## MATERIAL FOR THIS EXERCISE

— start —

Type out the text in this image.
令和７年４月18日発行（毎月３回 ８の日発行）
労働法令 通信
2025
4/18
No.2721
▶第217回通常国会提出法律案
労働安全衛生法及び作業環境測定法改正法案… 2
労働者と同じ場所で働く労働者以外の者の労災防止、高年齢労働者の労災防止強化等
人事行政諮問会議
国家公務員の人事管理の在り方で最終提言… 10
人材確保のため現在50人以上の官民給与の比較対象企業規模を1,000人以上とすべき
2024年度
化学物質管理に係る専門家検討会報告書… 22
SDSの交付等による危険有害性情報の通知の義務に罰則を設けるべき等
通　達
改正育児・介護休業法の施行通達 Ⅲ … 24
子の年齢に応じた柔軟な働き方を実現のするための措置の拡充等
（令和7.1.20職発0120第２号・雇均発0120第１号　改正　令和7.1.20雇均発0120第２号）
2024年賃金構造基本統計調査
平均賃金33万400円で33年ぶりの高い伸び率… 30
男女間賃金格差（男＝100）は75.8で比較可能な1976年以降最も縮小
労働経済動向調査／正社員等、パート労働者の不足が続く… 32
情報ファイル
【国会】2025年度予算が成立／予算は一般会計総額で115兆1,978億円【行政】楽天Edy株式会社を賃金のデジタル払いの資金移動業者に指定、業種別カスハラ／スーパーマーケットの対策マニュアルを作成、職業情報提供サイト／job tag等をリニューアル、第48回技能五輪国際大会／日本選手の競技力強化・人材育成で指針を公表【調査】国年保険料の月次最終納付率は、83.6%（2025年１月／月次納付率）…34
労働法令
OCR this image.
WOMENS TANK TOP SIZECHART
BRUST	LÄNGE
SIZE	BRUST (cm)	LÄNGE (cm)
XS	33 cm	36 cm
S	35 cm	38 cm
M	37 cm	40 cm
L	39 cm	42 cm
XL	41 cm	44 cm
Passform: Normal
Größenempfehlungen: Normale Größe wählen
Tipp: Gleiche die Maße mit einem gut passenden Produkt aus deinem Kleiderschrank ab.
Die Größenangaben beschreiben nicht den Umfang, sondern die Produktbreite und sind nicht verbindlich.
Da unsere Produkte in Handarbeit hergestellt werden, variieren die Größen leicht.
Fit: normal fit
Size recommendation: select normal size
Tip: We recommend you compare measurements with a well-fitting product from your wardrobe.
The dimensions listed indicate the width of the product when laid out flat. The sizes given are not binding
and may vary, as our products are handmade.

— end —

Look through the records and gather every line containing "image".

## ANSWER TO THE TASK
Type out the text in this image.
OCR this image.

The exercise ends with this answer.